CHALLENGE | Below is a set of records. Repeat all of them exactly.

RECORDS SUPPLIED |
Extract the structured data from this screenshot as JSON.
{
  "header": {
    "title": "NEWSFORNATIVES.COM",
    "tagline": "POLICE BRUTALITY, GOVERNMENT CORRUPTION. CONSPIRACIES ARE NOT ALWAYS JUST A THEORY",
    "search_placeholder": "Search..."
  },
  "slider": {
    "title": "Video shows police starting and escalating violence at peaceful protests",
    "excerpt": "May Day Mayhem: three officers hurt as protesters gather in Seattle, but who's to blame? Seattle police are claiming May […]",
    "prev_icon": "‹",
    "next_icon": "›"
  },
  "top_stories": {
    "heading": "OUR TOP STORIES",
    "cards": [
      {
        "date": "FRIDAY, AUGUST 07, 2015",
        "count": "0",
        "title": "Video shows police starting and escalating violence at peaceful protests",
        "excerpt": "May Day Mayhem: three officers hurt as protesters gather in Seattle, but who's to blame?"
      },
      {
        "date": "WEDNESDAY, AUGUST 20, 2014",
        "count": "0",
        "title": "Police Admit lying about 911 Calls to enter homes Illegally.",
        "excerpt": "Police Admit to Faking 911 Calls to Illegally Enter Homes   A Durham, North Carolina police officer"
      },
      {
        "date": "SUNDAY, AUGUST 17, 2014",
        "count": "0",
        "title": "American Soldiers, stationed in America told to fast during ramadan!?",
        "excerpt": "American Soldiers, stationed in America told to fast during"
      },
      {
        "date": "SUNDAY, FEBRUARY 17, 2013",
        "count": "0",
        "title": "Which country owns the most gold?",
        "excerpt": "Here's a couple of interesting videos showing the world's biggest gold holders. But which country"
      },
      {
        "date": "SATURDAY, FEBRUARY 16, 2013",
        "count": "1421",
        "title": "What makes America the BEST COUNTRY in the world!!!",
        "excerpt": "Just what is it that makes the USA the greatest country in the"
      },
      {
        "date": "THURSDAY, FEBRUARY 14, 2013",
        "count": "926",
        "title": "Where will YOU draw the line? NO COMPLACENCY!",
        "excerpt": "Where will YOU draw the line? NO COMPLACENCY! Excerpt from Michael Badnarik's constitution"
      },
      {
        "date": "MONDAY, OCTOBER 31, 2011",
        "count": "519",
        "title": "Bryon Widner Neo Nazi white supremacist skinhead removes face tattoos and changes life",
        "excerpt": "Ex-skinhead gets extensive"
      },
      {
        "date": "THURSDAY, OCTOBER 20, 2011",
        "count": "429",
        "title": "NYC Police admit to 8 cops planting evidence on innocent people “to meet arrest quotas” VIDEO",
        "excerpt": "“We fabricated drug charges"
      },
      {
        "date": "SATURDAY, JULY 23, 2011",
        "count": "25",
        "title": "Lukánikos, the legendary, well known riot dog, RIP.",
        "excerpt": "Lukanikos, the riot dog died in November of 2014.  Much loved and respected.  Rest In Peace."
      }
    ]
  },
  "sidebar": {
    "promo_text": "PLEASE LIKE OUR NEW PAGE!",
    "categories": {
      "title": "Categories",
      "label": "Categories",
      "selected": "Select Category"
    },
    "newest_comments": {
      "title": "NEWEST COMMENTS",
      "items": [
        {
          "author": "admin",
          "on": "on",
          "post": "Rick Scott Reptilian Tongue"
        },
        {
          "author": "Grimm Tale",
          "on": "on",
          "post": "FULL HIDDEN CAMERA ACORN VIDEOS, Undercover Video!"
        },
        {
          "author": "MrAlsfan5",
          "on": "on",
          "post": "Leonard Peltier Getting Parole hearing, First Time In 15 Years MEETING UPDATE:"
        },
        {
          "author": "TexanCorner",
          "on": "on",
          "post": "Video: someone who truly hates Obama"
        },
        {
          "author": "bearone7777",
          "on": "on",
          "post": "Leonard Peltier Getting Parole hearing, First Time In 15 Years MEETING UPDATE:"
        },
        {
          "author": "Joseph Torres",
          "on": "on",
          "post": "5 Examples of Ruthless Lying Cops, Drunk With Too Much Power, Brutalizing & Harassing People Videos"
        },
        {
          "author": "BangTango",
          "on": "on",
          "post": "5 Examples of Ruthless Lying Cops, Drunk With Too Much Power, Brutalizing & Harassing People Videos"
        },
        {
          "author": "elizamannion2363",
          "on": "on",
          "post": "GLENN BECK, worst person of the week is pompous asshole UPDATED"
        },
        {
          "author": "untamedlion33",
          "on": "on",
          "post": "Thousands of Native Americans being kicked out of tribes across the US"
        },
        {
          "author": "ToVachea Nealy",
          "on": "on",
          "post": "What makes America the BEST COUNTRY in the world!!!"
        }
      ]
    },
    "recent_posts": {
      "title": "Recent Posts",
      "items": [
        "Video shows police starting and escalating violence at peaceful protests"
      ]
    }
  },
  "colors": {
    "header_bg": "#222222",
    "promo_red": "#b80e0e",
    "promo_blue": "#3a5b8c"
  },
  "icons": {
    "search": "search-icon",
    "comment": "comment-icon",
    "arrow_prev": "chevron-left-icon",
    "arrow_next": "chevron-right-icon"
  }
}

SOLUTION BELOW |
Extract the structured data from this screenshot as JSON.
{
  "header": {
    "title": "NEWSFORNATIVES.COM",
    "tagline": "POLICE BRUTALITY, GOVERNMENT CORRUPTION. CONSPIRACIES ARE NOT ALWAYS JUST A THEORY",
    "search_placeholder": "Search..."
  },
  "slider": {
    "title": "Video shows police starting and escalating violence at peaceful protests",
    "excerpt": "May Day Mayhem: three officers hurt as protesters gather in Seattle, but who's to blame? Seattle police are claiming May […]",
    "prev_icon": "‹",
    "next_icon": "›"
  },
  "top_stories": {
    "heading": "OUR TOP STORIES",
    "cards": [
      {
        "date": "FRIDAY, AUGUST 07, 2015",
        "count": "0",
        "title": "Video shows police starting and escalating violence at peaceful protests",
        "excerpt": "May Day Mayhem: three officers hurt as protesters gather in Seattle, but who's to blame?"
      },
      {
        "date": "WEDNESDAY, AUGUST 20, 2014",
        "count": "0",
        "title": "Police Admit lying about 911 Calls to enter homes Illegally.",
        "excerpt": "Police Admit to Faking 911 Calls to Illegally Enter Homes   A Durham, North Carolina police officer"
      },
      {
        "date": "SUNDAY, AUGUST 17, 2014",
        "count": "0",
        "title": "American Soldiers, stationed in America told to fast during ramadan!?",
        "excerpt": "American Soldiers, stationed in America told to fast during"
      },
      {
        "date": "SUNDAY, FEBRUARY 17, 2013",
        "count": "0",
        "title": "Which country owns the most gold?",
        "excerpt": "Here's a couple of interesting videos showing the world's biggest gold holders. But which country"
      },
      {
        "date": "SATURDAY, FEBRUARY 16, 2013",
        "count": "1421",
        "title": "What makes America the BEST COUNTRY in the world!!!",
        "excerpt": "Just what is it that makes the USA the greatest country in the"
      },
      {
        "date": "THURSDAY, FEBRUARY 14, 2013",
        "count": "926",
        "title": "Where will YOU draw the line? NO COMPLACENCY!",
        "excerpt": "Where will YOU draw the line? NO COMPLACENCY! Excerpt from Michael Badnarik's constitution"
      },
      {
        "date": "MONDAY, OCTOBER 31, 2011",
        "count": "519",
        "title": "Bryon Widner Neo Nazi white supremacist skinhead removes face tattoos and changes life",
        "excerpt": "Ex-skinhead gets extensive"
      },
      {
        "date": "THURSDAY, OCTOBER 20, 2011",
        "count": "429",
        "title": "NYC Police admit to 8 cops planting evidence on innocent people “to meet arrest quotas” VIDEO",
        "excerpt": "“We fabricated drug charges"
      },
      {
        "date": "SATURDAY, JULY 23, 2011",
        "count": "25",
        "title": "Lukánikos, the legendary, well known riot dog, RIP.",
        "excerpt": "Lukanikos, the riot dog died in November of 2014.  Much loved and respected.  Rest In Peace."
      }
    ]
  },
  "sidebar": {
    "promo_text": "PLEASE LIKE OUR NEW PAGE!",
    "categories": {
      "title": "Categories",
      "label": "Categories",
      "selected": "Select Category"
    },
    "newest_comments": {
      "title": "NEWEST COMMENTS",
      "items": [
        {
          "author": "admin",
          "on": "on",
          "post": "Rick Scott Reptilian Tongue"
        },
        {
          "author": "Grimm Tale",
          "on": "on",
          "post": "FULL HIDDEN CAMERA ACORN VIDEOS, Undercover Video!"
        },
        {
          "author": "MrAlsfan5",
          "on": "on",
          "post": "Leonard Peltier Getting Parole hearing, First Time In 15 Years MEETING UPDATE:"
        },
        {
          "author": "TexanCorner",
          "on": "on",
          "post": "Video: someone who truly hates Obama"
        },
        {
          "author": "bearone7777",
          "on": "on",
          "post": "Leonard Peltier Getting Parole hearing, First Time In 15 Years MEETING UPDATE:"
        },
        {
          "author": "Joseph Torres",
          "on": "on",
          "post": "5 Examples of Ruthless Lying Cops, Drunk With Too Much Power, Brutalizing & Harassing People Videos"
        },
        {
          "author": "BangTango",
          "on": "on",
          "post": "5 Examples of Ruthless Lying Cops, Drunk With Too Much Power, Brutalizing & Harassing People Videos"
        },
        {
          "author": "elizamannion2363",
          "on": "on",
          "post": "GLENN BECK, worst person of the week is pompous asshole UPDATED"
        },
        {
          "author": "untamedlion33",
          "on": "on",
          "post": "Thousands of Native Americans being kicked out of tribes across the US"
        },
        {
          "author": "ToVachea Nealy",
          "on": "on",
          "post": "What makes America the BEST COUNTRY in the world!!!"
        }
      ]
    },
    "recent_posts": {
      "title": "Recent Posts",
      "items": [
        "Video shows police starting and escalating violence at peaceful protests"
      ]
    }
  },
  "colors": {
    "header_bg": "#222222",
    "promo_red": "#b80e0e",
    "promo_blue": "#3a5b8c"
  },
  "icons": {
    "search": "search-icon",
    "comment": "comment-icon",
    "arrow_prev": "chevron-left-icon",
    "arrow_next": "chevron-right-icon"
  }
}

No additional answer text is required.